'''

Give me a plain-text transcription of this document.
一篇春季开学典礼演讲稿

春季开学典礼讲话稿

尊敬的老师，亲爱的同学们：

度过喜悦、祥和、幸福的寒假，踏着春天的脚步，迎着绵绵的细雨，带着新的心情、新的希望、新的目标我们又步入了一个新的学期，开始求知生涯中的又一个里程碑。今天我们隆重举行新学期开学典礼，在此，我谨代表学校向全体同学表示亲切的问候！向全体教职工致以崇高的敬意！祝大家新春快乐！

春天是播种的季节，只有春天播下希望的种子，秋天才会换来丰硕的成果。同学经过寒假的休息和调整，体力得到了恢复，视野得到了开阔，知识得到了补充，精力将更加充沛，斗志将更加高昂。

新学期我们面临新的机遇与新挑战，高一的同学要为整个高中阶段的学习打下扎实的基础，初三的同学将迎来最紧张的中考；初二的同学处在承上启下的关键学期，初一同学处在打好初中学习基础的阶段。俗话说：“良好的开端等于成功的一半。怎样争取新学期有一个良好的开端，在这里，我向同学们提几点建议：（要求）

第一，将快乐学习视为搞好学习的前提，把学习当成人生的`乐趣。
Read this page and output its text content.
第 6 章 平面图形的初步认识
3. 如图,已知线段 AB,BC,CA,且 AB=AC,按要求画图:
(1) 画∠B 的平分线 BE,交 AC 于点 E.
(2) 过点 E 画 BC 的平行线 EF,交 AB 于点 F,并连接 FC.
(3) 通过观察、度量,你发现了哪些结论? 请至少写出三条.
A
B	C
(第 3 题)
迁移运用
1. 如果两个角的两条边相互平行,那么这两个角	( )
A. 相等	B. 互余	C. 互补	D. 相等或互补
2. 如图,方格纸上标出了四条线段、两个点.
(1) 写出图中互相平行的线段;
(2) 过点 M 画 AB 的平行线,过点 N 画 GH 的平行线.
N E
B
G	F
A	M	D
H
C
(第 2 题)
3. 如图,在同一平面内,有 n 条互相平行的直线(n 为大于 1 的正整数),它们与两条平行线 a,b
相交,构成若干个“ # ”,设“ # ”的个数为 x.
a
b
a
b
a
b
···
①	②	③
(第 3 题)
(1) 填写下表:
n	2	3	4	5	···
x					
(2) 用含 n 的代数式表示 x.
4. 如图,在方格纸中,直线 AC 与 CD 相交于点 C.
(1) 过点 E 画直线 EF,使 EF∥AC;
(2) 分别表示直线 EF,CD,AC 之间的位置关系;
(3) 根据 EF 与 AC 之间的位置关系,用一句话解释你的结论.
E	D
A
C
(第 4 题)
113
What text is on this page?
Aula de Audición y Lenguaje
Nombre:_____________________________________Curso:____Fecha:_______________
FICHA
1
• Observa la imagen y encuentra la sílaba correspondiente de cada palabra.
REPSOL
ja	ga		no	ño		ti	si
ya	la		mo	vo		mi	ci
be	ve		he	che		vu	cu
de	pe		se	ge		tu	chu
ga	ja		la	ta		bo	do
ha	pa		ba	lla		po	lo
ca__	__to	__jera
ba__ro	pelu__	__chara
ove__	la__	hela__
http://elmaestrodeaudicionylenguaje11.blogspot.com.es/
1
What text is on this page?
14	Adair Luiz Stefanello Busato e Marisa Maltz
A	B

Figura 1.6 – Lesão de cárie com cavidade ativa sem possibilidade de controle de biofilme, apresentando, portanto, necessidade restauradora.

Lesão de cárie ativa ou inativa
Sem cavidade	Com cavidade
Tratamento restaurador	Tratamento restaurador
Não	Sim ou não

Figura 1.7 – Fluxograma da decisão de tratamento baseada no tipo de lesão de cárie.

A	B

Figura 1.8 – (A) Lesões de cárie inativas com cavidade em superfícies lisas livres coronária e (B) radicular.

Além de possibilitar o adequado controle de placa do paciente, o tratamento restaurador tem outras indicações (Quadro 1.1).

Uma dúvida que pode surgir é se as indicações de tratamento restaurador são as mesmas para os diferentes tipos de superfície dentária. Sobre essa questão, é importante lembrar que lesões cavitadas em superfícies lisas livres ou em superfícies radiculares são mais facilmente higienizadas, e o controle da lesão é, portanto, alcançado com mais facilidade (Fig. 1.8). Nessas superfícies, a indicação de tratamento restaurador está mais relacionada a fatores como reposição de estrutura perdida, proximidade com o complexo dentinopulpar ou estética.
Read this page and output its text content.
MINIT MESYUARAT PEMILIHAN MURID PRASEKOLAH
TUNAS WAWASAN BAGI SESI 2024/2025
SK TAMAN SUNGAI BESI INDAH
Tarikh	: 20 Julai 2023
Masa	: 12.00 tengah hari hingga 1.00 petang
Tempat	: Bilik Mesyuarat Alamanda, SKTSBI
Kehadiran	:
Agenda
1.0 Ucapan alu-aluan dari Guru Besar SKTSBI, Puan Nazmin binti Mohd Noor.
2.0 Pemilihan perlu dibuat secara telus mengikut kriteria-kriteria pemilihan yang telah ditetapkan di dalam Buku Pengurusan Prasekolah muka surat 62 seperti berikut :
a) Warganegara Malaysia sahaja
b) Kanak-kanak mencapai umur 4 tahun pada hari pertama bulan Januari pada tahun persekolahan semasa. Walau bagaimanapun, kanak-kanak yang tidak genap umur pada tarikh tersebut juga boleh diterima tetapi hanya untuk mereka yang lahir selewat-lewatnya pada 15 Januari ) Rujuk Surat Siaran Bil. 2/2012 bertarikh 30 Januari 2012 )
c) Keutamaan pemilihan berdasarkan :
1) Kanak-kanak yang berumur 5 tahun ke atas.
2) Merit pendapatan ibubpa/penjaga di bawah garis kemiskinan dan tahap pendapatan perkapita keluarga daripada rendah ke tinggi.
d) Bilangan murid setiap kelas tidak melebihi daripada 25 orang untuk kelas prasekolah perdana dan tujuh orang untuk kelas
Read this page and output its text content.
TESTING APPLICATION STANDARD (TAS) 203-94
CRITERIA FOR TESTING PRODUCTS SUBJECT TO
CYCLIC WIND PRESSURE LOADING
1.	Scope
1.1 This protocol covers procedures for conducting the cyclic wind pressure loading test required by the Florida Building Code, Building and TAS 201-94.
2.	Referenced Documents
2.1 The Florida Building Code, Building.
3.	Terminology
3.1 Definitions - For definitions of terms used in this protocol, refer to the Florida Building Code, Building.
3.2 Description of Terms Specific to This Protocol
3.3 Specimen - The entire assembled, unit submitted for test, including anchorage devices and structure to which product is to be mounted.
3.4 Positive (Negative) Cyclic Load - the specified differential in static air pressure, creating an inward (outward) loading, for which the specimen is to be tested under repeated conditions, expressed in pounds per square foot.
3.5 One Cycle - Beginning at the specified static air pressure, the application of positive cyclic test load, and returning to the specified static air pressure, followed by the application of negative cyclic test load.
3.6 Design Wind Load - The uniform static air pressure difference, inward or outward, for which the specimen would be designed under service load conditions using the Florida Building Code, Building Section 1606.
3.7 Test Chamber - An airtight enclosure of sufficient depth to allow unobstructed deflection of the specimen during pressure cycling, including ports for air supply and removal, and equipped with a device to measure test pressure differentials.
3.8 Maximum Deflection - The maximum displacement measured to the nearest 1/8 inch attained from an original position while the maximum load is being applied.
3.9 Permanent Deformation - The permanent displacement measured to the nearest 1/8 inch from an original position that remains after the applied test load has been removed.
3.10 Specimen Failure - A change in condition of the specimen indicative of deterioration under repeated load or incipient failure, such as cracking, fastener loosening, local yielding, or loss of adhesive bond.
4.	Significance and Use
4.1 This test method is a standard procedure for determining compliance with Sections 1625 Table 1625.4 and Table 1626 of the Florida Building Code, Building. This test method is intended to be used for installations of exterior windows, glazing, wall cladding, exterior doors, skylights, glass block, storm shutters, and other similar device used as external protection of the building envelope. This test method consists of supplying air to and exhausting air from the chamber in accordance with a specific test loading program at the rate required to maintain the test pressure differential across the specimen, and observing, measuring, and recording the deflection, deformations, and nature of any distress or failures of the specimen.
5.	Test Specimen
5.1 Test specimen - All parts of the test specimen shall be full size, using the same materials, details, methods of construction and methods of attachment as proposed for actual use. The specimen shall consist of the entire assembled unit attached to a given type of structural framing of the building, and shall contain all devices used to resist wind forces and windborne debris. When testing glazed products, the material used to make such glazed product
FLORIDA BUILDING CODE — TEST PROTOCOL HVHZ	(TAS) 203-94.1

'''

◆ **Work to do**: State only the number of lines in these entries that contain "including".

◆ **Response**: 2